Given problem:
In the entries below, count each line holding the word "play". Answer with the total alone.

Excerpted records:
● ● ● ● ● ● ●

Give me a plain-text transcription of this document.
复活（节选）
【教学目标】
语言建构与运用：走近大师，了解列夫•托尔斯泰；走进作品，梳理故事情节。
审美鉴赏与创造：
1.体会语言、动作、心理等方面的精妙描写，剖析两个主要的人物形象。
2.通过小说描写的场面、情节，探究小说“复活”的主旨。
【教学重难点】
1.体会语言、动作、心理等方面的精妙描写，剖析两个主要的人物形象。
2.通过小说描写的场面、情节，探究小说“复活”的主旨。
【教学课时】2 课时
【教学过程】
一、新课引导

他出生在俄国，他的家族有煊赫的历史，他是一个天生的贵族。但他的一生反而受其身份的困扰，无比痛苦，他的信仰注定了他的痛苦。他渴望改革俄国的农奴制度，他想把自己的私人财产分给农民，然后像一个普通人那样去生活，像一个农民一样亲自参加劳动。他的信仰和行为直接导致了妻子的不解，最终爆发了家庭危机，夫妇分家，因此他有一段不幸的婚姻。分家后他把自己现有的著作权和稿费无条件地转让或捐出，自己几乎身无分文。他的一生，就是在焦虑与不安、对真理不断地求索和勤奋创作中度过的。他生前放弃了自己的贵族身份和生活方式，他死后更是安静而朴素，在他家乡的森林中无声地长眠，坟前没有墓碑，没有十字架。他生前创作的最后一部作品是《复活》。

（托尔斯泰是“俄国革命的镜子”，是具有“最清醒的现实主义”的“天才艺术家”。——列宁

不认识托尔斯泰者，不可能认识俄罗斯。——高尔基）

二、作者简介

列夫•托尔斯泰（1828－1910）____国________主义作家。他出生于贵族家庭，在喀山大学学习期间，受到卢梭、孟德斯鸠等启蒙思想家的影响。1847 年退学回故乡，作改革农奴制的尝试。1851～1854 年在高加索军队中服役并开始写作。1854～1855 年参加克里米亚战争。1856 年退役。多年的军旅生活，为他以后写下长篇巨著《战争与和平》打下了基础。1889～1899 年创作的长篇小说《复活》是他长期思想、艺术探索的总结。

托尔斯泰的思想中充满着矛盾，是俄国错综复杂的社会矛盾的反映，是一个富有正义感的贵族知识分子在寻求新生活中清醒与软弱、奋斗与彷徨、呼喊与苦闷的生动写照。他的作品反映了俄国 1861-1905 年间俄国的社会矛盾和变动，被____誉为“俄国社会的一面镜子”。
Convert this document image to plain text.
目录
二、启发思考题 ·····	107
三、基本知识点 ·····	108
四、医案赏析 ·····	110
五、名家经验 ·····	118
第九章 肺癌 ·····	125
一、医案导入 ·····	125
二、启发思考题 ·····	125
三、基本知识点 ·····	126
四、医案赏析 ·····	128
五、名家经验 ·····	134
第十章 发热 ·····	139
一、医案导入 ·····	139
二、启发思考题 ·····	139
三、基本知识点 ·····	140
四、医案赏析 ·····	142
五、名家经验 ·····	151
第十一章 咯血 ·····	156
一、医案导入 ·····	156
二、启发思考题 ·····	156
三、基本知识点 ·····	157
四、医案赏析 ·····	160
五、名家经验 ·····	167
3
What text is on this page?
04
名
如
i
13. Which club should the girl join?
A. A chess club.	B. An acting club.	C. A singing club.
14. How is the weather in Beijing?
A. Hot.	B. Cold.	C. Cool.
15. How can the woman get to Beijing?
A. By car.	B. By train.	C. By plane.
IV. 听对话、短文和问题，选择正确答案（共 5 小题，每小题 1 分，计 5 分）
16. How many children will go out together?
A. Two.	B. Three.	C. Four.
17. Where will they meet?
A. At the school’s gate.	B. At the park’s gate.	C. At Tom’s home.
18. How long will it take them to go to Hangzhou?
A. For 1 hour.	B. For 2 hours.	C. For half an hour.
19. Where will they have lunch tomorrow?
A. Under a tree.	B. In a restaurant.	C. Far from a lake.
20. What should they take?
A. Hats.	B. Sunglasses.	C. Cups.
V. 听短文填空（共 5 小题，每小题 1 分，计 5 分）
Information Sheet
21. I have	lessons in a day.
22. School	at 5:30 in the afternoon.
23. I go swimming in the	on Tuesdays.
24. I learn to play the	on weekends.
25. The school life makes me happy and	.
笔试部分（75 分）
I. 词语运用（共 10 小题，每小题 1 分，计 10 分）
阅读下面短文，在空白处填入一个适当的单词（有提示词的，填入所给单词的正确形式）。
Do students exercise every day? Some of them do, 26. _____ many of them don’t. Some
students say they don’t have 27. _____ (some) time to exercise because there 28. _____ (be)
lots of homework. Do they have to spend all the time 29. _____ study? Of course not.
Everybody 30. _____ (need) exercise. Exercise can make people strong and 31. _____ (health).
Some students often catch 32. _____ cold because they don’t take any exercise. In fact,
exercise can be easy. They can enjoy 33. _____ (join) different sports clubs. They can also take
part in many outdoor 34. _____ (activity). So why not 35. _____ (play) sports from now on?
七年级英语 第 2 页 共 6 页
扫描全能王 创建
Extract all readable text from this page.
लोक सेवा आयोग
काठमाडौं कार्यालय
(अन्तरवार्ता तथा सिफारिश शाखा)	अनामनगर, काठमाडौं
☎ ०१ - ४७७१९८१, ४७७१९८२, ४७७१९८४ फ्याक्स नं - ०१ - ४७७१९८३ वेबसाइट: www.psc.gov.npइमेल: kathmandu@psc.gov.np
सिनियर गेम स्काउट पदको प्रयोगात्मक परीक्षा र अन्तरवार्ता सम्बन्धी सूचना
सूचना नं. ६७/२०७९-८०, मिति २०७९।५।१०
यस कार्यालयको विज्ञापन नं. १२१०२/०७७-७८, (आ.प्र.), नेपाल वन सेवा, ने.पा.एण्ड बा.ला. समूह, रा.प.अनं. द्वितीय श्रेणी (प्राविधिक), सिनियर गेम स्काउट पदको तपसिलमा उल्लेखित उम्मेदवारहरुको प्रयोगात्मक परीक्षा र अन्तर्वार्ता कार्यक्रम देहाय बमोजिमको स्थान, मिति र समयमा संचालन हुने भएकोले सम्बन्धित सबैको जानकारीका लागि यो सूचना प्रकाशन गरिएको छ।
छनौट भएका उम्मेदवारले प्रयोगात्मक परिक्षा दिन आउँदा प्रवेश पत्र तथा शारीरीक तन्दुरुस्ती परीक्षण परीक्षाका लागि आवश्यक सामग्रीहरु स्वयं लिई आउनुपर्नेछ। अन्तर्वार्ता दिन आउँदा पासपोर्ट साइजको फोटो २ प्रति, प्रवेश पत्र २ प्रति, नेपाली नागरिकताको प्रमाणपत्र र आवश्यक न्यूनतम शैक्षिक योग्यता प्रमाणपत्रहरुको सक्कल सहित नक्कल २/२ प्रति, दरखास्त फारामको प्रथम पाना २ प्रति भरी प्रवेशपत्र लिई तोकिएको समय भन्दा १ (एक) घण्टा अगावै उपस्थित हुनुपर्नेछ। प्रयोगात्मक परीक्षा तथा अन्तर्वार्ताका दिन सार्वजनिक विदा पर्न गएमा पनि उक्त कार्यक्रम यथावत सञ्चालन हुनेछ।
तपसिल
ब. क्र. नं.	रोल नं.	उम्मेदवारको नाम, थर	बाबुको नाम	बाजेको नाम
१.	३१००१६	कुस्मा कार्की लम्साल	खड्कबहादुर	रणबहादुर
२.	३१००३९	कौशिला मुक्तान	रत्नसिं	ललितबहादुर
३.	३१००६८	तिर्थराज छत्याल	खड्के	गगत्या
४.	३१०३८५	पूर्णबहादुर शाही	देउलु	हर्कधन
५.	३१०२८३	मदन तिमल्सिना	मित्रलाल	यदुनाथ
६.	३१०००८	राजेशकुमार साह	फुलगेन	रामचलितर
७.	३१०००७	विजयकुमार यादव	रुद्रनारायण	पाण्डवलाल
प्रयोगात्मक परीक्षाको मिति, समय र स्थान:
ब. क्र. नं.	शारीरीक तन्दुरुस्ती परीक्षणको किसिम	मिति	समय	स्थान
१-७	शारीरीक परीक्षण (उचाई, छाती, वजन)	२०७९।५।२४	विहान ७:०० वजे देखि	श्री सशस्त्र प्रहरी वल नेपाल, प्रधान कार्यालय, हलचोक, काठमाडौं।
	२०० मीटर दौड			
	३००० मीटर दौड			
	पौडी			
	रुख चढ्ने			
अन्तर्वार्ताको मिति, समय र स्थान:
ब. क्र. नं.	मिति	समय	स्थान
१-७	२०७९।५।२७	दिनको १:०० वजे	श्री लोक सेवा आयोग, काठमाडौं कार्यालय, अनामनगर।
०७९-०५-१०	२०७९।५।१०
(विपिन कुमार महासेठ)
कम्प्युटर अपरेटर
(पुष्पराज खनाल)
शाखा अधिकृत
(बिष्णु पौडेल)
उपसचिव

● ● ● ● ● ● ●

Output:
2